(WHAT TO PRODUCE):
Isolate every line in the records below with "property" in it.

(DATA TO PROCESS):
/---

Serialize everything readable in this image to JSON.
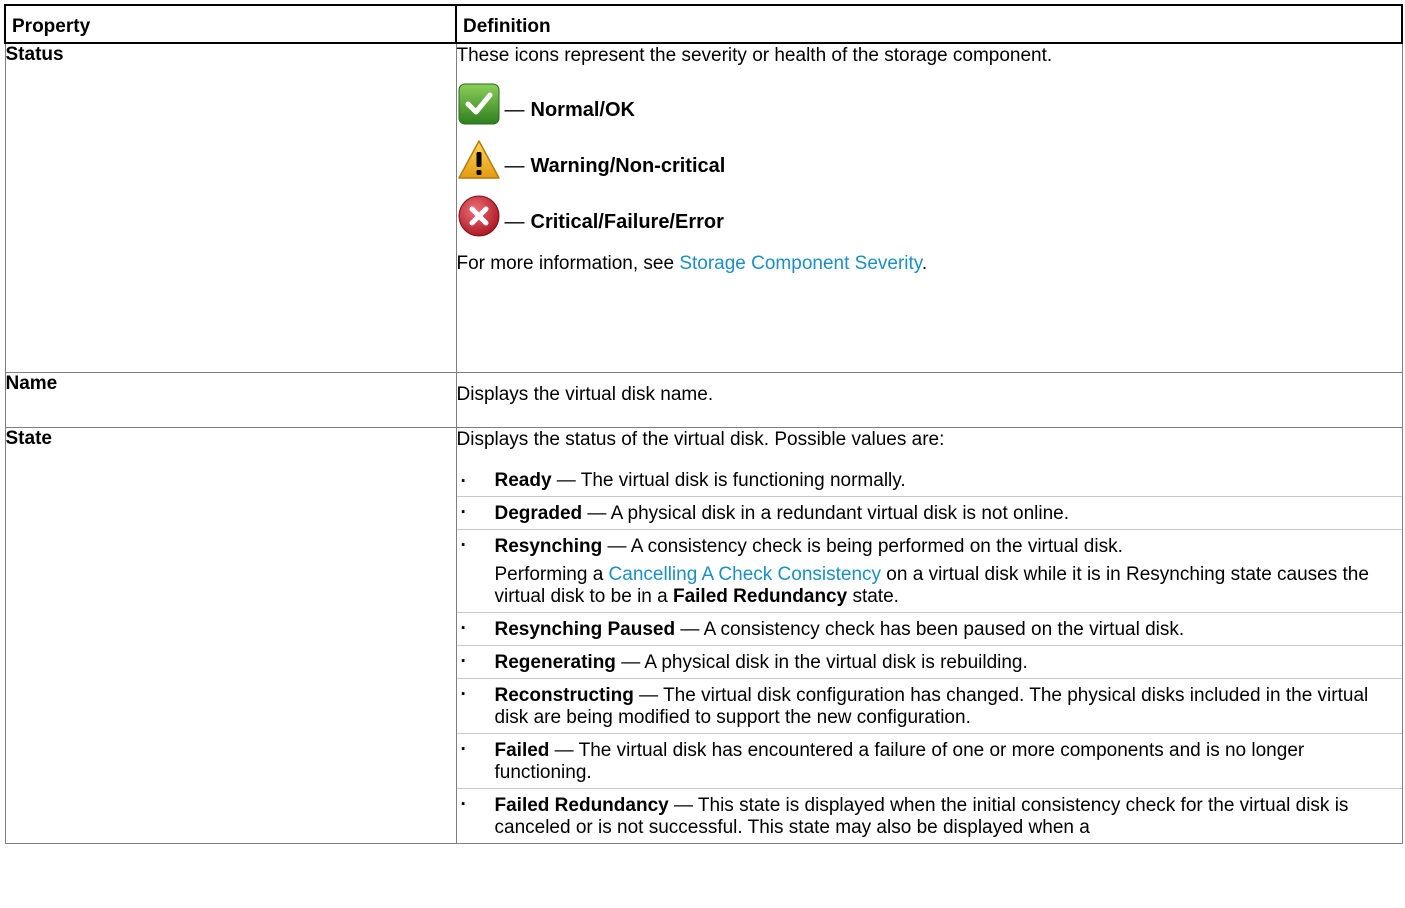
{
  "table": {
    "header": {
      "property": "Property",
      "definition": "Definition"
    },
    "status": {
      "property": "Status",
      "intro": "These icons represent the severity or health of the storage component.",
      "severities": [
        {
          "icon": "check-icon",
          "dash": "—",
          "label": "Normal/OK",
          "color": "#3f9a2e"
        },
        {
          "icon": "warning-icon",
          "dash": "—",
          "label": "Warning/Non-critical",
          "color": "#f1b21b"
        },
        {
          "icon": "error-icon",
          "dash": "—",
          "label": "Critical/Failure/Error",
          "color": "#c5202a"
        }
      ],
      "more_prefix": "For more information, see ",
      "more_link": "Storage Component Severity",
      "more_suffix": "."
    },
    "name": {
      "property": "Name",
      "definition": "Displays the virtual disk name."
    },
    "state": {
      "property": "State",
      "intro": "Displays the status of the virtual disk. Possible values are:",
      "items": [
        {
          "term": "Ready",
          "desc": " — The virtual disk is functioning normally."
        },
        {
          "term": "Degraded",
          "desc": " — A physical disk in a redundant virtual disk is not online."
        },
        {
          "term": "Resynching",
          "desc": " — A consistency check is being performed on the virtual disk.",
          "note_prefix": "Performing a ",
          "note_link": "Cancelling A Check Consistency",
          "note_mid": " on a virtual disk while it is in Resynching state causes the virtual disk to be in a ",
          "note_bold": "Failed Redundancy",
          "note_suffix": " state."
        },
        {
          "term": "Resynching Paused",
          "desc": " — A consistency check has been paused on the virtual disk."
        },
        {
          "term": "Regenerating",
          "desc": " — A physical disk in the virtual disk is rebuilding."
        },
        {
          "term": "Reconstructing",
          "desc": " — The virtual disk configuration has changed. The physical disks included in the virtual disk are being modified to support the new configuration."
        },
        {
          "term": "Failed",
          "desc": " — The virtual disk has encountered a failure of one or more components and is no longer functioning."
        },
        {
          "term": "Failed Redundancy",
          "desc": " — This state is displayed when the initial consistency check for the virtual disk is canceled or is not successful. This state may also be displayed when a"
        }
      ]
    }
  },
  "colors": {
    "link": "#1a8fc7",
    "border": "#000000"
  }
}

\---

(OUTPUT OF THE TASK):
      "property": "Property",
      "property": "Status",
      "property": "Name",
      "property": "State",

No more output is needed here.